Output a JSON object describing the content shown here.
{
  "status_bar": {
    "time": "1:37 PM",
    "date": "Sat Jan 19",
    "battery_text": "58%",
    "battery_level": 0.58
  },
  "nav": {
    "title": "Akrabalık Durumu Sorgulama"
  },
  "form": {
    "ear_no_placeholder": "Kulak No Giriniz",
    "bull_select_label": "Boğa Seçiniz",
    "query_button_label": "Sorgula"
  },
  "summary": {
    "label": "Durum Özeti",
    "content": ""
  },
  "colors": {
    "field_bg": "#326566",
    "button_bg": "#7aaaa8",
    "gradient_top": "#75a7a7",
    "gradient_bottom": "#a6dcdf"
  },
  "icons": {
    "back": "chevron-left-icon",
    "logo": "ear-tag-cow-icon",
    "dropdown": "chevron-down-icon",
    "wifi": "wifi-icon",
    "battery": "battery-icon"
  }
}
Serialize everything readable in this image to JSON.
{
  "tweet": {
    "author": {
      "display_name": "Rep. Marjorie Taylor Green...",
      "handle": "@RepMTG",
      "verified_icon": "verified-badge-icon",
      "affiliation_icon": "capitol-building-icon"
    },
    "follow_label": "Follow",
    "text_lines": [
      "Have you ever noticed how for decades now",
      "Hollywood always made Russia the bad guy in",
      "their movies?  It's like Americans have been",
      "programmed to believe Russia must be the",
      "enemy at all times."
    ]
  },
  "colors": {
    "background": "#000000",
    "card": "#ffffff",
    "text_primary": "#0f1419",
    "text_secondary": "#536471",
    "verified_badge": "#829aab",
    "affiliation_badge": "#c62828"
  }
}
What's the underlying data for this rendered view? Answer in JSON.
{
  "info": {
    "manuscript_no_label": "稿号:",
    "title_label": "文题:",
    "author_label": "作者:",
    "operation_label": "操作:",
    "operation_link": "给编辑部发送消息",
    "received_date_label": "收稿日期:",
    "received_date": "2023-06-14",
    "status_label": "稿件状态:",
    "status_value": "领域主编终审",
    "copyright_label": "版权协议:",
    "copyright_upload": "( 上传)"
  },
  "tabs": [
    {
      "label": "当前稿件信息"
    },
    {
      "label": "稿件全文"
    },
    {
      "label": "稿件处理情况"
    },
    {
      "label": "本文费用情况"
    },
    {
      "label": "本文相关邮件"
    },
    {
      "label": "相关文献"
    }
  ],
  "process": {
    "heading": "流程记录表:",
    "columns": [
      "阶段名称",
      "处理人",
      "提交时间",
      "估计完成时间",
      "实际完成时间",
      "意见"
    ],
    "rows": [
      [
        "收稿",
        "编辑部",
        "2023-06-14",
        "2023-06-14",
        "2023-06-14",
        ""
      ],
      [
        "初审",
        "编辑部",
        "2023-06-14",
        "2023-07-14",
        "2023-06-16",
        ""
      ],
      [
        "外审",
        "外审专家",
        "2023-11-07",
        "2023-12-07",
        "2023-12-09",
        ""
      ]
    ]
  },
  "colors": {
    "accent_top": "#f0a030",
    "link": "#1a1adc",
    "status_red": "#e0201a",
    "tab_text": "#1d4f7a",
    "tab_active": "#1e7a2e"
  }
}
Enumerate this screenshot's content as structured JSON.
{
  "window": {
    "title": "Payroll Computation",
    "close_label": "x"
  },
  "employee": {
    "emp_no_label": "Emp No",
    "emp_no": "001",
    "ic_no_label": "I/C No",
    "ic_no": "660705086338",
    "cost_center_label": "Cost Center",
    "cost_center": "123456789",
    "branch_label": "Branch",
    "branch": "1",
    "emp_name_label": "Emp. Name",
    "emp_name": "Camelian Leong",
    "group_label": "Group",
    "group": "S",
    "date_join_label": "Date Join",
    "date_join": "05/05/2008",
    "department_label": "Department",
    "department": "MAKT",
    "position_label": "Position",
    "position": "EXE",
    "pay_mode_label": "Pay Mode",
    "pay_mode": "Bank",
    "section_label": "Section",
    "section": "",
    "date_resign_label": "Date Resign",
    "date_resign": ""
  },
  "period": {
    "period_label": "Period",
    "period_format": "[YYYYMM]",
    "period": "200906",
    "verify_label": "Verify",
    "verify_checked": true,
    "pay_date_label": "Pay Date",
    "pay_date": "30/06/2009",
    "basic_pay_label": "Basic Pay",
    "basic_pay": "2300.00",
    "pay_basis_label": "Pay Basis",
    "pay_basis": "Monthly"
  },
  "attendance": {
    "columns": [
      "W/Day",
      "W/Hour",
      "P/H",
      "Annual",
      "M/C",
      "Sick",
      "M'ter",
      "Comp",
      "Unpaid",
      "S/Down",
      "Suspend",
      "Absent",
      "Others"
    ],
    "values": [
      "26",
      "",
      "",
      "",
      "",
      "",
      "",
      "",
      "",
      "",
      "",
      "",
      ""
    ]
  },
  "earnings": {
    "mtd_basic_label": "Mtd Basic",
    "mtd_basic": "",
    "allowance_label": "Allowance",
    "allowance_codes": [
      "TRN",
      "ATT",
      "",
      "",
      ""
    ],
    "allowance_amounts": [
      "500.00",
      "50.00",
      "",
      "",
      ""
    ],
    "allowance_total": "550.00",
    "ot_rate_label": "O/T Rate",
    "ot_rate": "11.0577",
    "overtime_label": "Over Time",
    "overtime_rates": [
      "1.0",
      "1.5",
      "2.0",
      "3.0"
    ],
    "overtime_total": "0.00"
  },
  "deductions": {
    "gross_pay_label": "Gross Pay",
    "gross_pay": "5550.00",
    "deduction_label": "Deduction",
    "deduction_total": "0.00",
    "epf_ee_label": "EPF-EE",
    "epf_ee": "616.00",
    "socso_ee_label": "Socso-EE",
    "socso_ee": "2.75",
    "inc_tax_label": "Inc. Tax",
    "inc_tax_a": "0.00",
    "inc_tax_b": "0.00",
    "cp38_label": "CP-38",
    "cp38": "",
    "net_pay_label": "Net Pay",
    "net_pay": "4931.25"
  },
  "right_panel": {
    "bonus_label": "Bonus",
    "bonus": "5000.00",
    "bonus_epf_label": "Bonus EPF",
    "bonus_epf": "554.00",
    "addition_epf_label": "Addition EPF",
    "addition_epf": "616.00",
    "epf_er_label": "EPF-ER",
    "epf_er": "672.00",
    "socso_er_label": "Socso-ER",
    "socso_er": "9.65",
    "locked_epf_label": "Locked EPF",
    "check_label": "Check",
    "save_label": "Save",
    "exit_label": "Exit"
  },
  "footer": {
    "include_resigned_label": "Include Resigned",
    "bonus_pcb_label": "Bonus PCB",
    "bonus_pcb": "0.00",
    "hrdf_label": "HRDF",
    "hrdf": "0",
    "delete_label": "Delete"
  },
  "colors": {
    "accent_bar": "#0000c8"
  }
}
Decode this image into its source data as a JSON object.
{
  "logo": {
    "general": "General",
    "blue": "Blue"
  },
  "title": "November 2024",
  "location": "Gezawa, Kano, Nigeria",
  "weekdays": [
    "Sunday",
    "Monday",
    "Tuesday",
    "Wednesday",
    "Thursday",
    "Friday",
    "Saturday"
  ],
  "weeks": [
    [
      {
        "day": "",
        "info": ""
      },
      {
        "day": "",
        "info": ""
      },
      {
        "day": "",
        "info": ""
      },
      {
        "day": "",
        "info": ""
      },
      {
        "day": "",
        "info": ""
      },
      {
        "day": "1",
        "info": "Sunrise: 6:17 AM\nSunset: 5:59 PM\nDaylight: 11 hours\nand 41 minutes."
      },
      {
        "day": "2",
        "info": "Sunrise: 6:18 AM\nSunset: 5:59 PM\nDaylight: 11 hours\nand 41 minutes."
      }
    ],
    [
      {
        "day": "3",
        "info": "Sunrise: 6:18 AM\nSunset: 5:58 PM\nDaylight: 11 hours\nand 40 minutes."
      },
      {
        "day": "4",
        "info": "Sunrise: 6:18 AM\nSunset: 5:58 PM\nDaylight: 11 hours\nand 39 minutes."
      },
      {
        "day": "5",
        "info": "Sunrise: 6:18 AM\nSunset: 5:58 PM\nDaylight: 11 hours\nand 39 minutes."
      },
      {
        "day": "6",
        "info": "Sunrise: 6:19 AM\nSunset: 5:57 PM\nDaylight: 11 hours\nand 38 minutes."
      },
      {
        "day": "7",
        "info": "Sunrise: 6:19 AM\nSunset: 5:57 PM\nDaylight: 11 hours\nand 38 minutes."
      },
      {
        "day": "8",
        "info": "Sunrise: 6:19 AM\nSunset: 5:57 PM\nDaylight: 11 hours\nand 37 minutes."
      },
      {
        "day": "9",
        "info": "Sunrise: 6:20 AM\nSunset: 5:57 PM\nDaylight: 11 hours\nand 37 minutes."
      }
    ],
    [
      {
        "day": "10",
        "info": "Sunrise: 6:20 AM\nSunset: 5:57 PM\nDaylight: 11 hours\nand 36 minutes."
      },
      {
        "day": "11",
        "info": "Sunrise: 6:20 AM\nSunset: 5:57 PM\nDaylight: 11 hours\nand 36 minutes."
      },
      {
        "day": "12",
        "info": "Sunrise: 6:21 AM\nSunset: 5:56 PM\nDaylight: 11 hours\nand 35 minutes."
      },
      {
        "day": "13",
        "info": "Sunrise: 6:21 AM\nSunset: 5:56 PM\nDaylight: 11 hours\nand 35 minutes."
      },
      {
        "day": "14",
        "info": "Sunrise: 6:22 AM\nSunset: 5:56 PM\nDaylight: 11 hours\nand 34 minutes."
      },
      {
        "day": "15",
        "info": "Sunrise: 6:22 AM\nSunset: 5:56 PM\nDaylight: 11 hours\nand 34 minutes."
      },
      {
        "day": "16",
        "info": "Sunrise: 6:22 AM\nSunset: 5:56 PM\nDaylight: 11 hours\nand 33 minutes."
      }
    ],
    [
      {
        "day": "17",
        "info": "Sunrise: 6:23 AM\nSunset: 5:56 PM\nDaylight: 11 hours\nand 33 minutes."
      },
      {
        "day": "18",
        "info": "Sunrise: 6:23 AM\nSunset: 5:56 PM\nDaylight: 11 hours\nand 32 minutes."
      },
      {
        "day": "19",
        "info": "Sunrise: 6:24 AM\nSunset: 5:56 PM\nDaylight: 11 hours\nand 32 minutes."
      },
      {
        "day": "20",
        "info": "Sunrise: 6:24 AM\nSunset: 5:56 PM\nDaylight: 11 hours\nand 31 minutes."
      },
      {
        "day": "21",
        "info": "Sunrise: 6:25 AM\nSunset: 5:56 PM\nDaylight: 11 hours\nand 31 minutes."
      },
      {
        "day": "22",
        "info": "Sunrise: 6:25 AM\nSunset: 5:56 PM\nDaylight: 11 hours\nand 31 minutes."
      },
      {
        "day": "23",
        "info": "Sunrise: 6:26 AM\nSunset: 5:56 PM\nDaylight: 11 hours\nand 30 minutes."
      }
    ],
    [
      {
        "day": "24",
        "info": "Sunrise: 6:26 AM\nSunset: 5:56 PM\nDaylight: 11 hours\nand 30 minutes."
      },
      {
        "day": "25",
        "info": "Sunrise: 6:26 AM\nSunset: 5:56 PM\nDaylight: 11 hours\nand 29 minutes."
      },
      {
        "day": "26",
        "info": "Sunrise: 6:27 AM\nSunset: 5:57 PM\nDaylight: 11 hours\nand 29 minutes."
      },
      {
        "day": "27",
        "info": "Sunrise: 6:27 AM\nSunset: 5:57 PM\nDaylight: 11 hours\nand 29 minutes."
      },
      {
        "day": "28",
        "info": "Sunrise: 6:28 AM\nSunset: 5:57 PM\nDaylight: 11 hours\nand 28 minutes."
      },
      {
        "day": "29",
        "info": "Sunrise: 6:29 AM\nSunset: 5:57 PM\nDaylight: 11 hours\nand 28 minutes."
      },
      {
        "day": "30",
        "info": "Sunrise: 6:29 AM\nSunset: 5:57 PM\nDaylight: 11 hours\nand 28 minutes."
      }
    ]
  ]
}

■ Your objective
Search the records for the word "JSON". Copy every line that has it.

■ Task output
Output a JSON object describing the content shown here.
Serialize everything readable in this image to JSON.
What's the underlying data for this rendered view? Answer in JSON.
Enumerate this screenshot's content as structured JSON.
Decode this image into its source data as a JSON object.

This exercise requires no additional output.